Written request
Pull out each line of the data that includes the word "jasné".
### Data records ###
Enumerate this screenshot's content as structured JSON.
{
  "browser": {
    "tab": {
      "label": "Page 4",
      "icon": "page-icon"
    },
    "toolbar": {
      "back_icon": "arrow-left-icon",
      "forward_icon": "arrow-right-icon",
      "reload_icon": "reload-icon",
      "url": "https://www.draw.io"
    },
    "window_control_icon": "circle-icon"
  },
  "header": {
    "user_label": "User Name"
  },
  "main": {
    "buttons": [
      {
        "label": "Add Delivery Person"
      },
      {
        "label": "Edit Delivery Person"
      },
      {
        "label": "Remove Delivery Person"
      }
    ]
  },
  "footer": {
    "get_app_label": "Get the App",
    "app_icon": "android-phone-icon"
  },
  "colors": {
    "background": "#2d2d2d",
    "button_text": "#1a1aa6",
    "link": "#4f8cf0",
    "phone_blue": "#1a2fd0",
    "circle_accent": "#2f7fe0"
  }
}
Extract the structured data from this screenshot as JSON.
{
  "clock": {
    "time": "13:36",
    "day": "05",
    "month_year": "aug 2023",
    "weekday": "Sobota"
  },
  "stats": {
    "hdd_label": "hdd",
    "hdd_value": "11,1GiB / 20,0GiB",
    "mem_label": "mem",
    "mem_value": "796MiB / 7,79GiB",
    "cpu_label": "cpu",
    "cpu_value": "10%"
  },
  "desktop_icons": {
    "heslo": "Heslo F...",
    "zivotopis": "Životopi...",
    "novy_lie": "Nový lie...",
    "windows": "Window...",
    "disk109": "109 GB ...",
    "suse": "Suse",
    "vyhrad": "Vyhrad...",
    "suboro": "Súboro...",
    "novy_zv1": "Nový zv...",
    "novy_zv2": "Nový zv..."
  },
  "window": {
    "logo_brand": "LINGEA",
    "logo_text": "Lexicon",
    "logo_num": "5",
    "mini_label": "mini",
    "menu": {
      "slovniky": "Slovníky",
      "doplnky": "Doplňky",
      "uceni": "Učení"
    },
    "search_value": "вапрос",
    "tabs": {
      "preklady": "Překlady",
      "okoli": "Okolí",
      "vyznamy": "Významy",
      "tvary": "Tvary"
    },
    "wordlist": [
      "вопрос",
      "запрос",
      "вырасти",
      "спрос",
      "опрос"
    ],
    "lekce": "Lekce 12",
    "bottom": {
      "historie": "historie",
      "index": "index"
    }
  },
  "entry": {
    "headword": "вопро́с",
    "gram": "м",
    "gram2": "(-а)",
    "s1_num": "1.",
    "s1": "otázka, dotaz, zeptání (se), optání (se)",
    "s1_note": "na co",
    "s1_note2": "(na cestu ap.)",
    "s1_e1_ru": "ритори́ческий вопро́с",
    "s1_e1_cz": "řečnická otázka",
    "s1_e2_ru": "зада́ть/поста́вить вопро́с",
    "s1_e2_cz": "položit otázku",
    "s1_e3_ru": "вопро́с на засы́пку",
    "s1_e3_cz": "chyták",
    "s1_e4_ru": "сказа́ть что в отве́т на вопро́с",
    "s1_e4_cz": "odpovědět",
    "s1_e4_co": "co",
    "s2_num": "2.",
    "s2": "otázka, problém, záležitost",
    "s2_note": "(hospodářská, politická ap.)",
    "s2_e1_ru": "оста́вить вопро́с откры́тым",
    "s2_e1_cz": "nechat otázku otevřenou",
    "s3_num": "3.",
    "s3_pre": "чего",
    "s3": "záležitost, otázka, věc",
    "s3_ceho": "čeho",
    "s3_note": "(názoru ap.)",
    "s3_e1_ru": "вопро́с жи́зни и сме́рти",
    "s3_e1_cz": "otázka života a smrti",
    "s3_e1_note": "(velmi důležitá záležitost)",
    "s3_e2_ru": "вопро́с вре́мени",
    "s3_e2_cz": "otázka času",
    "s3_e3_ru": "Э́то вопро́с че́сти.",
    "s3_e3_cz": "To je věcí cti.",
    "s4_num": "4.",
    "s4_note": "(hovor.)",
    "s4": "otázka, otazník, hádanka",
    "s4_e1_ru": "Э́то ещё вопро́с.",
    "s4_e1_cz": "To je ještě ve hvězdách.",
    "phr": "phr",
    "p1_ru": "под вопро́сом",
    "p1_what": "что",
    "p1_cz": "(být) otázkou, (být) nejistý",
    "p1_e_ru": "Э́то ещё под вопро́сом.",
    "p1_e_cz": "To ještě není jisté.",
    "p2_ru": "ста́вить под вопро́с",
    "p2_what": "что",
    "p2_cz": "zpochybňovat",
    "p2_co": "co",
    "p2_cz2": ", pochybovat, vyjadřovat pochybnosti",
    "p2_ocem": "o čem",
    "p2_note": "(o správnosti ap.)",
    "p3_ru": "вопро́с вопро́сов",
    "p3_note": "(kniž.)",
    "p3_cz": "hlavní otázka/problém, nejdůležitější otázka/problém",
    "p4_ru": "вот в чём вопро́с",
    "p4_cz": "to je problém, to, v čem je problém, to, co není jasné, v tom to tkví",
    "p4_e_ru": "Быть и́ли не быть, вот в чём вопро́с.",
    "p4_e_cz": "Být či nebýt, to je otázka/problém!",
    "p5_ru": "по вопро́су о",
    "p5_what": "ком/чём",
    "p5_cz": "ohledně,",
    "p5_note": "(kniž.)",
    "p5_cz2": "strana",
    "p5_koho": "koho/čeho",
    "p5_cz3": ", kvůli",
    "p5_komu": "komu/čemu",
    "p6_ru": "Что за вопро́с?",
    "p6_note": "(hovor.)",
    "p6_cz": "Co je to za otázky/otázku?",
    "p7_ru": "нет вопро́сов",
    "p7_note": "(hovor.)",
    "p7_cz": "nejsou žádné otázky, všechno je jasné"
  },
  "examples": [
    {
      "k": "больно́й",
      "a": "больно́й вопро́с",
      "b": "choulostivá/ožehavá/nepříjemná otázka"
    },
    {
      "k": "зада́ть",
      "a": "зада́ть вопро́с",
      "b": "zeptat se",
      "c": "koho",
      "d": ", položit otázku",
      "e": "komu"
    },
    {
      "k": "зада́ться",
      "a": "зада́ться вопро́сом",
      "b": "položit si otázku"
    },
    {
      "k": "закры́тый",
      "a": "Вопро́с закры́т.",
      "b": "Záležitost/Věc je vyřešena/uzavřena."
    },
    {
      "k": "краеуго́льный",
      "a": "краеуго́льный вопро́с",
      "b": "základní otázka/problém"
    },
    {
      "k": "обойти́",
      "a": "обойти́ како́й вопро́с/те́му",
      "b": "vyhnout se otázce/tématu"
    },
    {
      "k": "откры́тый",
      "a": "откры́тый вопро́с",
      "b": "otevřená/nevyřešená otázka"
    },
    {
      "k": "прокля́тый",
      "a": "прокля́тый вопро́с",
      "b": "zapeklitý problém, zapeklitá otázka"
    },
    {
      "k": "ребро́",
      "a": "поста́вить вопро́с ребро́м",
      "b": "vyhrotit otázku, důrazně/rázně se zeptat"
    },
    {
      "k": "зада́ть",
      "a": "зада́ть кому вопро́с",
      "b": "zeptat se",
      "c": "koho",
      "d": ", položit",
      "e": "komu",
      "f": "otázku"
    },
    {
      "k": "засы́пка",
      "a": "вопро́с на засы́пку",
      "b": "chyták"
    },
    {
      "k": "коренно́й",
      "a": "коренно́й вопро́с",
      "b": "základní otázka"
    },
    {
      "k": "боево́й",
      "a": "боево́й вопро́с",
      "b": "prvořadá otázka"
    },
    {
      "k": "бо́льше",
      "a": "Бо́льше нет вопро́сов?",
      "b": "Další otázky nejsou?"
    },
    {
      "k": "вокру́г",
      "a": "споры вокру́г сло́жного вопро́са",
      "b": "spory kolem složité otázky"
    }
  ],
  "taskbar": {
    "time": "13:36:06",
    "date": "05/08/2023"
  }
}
###
Solved problem
    "p4_cz": "to je problém, to, v čem je problém, to, co není jasné, v tom to tkví",
    "p7_cz": "nejsou žádné otázky, všechno je jasné"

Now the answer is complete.